What is needed: Each line containing the word "JSON" needs to be copied.

— Start of Entries shown —

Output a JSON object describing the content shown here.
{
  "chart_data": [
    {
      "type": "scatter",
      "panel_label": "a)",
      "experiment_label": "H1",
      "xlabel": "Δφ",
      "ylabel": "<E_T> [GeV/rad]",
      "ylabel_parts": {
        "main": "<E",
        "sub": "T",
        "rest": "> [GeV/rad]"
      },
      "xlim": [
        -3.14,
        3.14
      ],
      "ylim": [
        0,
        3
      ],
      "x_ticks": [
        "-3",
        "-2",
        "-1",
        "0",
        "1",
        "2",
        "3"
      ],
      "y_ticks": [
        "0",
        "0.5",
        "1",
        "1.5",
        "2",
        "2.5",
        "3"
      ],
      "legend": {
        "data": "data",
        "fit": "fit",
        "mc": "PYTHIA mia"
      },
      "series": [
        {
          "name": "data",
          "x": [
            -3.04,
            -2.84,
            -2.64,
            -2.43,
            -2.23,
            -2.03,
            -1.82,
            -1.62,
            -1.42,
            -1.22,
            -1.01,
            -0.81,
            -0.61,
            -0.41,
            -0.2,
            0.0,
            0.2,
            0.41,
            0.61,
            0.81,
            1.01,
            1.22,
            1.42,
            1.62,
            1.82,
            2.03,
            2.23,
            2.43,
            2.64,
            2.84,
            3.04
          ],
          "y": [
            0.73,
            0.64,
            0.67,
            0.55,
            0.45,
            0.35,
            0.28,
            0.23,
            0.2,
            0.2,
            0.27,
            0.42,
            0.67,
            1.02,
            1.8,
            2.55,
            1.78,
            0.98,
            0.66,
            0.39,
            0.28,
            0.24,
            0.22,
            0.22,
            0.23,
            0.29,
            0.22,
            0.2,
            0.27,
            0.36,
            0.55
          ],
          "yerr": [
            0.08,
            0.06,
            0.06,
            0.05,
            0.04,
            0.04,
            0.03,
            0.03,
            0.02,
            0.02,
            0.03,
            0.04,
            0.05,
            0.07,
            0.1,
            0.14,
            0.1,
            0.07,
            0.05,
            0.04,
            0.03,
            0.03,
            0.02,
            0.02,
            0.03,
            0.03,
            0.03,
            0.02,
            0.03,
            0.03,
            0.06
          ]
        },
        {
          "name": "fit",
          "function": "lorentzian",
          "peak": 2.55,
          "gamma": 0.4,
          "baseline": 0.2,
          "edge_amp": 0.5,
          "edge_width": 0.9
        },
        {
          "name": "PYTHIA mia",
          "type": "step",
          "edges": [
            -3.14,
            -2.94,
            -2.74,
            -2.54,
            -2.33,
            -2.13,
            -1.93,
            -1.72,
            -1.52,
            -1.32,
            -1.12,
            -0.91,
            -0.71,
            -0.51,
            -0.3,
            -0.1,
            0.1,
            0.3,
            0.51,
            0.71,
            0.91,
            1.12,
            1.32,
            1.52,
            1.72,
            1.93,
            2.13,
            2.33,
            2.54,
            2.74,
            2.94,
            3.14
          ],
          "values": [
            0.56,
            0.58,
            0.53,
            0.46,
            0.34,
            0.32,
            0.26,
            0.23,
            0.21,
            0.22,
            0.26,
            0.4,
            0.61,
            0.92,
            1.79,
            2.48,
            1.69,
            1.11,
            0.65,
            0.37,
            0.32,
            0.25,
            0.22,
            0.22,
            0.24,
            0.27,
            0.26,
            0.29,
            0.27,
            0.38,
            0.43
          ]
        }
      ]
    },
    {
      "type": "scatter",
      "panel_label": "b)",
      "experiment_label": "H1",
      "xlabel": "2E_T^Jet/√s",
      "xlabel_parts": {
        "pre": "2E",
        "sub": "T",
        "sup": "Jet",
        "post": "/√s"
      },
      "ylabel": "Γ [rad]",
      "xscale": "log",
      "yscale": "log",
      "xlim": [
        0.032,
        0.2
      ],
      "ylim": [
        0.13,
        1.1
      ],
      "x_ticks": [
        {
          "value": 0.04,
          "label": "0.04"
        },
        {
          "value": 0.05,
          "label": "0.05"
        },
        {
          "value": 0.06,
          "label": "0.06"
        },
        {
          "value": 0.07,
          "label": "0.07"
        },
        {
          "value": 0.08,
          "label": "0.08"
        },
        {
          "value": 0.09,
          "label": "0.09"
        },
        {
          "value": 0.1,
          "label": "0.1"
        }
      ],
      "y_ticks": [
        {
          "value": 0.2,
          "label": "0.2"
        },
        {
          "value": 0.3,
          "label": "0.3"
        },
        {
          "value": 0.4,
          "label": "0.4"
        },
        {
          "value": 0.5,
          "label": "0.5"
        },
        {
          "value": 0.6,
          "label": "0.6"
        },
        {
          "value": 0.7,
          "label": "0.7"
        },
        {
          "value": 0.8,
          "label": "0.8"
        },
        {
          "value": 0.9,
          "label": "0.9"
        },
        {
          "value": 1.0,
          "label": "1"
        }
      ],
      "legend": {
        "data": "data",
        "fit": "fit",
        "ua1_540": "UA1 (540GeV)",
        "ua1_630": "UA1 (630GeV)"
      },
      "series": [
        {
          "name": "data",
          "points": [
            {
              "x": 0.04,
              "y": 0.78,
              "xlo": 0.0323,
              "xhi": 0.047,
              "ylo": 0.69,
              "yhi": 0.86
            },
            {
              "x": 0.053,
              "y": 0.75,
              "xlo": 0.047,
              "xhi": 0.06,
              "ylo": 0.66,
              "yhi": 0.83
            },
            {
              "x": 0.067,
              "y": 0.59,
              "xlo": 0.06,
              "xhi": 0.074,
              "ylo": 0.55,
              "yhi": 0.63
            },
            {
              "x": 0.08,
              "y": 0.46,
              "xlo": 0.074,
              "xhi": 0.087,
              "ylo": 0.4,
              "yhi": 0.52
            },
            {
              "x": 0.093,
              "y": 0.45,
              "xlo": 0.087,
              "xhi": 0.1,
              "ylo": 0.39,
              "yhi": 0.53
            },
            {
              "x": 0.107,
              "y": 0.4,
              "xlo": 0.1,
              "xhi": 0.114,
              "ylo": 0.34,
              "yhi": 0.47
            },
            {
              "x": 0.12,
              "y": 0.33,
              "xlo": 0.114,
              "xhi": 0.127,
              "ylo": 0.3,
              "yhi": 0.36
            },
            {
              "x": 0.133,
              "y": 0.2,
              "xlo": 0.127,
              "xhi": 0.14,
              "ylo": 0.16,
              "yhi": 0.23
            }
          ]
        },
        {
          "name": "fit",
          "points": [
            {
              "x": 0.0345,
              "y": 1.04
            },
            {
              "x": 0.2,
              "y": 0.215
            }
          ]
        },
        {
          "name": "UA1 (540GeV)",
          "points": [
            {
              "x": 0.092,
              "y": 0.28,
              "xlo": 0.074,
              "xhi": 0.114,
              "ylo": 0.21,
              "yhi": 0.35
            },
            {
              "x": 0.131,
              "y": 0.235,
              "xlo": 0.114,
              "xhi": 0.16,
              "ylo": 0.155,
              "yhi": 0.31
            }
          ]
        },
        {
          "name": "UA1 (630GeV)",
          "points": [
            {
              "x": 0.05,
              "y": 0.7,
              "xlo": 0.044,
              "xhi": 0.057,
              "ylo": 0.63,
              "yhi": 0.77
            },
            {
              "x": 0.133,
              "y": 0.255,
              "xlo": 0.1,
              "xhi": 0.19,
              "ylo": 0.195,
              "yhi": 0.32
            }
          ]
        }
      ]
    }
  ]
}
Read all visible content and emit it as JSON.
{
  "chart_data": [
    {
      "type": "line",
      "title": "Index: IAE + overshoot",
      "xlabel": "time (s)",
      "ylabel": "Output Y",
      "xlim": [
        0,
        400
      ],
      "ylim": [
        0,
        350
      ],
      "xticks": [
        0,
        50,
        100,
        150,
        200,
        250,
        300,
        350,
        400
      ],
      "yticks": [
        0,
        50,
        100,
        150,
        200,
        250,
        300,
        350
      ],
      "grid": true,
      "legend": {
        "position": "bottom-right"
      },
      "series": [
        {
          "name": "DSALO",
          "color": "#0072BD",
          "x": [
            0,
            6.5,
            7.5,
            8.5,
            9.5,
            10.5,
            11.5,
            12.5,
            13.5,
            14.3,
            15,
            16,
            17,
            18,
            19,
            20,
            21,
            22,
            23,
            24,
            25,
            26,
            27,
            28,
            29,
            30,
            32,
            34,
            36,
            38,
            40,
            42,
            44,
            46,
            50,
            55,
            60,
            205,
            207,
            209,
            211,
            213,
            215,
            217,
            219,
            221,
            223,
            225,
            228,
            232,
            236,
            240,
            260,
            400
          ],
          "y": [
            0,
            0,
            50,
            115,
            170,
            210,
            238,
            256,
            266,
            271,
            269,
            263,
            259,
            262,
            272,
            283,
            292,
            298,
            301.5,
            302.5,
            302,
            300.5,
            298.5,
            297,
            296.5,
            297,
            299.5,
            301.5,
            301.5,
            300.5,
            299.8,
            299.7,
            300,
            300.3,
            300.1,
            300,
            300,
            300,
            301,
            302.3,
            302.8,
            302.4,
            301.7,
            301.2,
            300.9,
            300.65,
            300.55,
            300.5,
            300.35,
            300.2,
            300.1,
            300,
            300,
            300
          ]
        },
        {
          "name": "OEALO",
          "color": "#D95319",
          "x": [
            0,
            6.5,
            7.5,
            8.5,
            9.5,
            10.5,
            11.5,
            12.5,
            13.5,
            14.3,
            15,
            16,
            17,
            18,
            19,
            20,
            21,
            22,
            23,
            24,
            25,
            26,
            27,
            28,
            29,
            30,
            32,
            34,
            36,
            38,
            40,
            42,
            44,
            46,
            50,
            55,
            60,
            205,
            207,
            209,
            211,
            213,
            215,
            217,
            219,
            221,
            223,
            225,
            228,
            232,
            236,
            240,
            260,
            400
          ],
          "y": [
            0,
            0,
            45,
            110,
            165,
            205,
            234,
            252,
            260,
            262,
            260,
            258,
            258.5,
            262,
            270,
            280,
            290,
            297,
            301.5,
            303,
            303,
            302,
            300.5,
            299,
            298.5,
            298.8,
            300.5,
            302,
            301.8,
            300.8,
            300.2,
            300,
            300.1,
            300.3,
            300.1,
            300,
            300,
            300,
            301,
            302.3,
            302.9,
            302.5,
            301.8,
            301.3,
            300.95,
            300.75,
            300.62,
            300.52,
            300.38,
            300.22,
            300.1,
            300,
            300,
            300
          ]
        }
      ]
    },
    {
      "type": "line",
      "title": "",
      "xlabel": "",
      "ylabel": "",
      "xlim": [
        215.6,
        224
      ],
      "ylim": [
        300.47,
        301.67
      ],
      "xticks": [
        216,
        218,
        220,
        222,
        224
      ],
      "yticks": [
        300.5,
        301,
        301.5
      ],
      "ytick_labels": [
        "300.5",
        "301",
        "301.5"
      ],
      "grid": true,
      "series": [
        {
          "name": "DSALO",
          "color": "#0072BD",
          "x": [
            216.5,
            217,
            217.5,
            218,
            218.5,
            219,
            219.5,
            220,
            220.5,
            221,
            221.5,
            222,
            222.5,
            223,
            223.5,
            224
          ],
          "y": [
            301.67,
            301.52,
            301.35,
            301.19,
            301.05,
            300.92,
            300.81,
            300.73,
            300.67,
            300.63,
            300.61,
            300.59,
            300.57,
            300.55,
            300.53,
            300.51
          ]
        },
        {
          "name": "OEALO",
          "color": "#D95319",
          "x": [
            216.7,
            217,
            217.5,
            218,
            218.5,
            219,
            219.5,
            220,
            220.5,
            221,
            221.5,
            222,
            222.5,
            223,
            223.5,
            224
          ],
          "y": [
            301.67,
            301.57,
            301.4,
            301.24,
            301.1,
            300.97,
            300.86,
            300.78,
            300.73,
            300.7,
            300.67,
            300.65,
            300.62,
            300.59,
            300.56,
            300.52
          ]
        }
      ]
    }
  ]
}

— End of Entries shown —

Exercise answer:
Output a JSON object describing the content shown here.
Read all visible content and emit it as JSON.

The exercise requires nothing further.